:: Instruction ::
Extract all records. Keep each one exact.

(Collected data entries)
-*-

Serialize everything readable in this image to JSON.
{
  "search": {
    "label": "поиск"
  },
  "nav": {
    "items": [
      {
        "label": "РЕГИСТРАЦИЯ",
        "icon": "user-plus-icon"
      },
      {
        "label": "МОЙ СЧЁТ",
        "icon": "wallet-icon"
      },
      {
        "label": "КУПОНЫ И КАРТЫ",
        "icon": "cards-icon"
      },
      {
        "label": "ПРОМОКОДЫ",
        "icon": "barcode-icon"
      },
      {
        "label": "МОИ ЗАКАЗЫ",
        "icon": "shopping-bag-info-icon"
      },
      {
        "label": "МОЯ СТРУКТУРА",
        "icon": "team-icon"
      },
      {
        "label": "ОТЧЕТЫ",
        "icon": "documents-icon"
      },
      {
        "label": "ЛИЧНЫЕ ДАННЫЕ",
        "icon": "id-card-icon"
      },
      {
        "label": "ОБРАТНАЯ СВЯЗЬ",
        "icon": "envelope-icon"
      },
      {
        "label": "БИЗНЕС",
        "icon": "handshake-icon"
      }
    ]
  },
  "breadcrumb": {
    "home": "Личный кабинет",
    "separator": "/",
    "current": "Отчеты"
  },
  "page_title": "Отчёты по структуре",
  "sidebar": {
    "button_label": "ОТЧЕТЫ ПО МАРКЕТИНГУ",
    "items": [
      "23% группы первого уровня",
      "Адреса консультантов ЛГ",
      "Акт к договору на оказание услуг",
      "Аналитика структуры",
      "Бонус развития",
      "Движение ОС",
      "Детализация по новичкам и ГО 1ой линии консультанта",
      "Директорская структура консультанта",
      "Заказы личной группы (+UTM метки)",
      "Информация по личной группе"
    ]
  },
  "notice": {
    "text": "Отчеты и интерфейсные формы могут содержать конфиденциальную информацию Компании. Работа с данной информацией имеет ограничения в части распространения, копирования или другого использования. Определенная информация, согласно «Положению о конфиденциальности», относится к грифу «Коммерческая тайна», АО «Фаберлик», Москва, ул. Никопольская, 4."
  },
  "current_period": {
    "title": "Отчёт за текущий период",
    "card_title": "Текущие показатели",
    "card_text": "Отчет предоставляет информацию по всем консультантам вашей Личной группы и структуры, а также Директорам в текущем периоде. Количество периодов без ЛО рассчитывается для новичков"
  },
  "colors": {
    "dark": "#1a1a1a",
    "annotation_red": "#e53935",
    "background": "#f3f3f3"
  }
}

-*-

:: Expected answer ::
Serialize everything readable in this image to JSON.
{
  "search": {
    "label": "поиск"
  },
  "nav": {
    "items": [
      {
        "label": "РЕГИСТРАЦИЯ",
        "icon": "user-plus-icon"
      },
      {
        "label": "МОЙ СЧЁТ",
        "icon": "wallet-icon"
      },
      {
        "label": "КУПОНЫ И КАРТЫ",
        "icon": "cards-icon"
      },
      {
        "label": "ПРОМОКОДЫ",
        "icon": "barcode-icon"
      },
      {
        "label": "МОИ ЗАКАЗЫ",
        "icon": "shopping-bag-info-icon"
      },
      {
        "label": "МОЯ СТРУКТУРА",
        "icon": "team-icon"
      },
      {
        "label": "ОТЧЕТЫ",
        "icon": "documents-icon"
      },
      {
        "label": "ЛИЧНЫЕ ДАННЫЕ",
        "icon": "id-card-icon"
      },
      {
        "label": "ОБРАТНАЯ СВЯЗЬ",
        "icon": "envelope-icon"
      },
      {
        "label": "БИЗНЕС",
        "icon": "handshake-icon"
      }
    ]
  },
  "breadcrumb": {
    "home": "Личный кабинет",
    "separator": "/",
    "current": "Отчеты"
  },
  "page_title": "Отчёты по структуре",
  "sidebar": {
    "button_label": "ОТЧЕТЫ ПО МАРКЕТИНГУ",
    "items": [
      "23% группы первого уровня",
      "Адреса консультантов ЛГ",
      "Акт к договору на оказание услуг",
      "Аналитика структуры",
      "Бонус развития",
      "Движение ОС",
      "Детализация по новичкам и ГО 1ой линии консультанта",
      "Директорская структура консультанта",
      "Заказы личной группы (+UTM метки)",
      "Информация по личной группе"
    ]
  },
  "notice": {
    "text": "Отчеты и интерфейсные формы могут содержать конфиденциальную информацию Компании. Работа с данной информацией имеет ограничения в части распространения, копирования или другого использования. Определенная информация, согласно «Положению о конфиденциальности», относится к грифу «Коммерческая тайна», АО «Фаберлик», Москва, ул. Никопольская, 4."
  },
  "current_period": {
    "title": "Отчёт за текущий период",
    "card_title": "Текущие показатели",
    "card_text": "Отчет предоставляет информацию по всем консультантам вашей Личной группы и структуры, а также Директорам в текущем периоде. Количество периодов без ЛО рассчитывается для новичков"
  },
  "colors": {
    "dark": "#1a1a1a",
    "annotation_red": "#e53935",
    "background": "#f3f3f3"
  }
}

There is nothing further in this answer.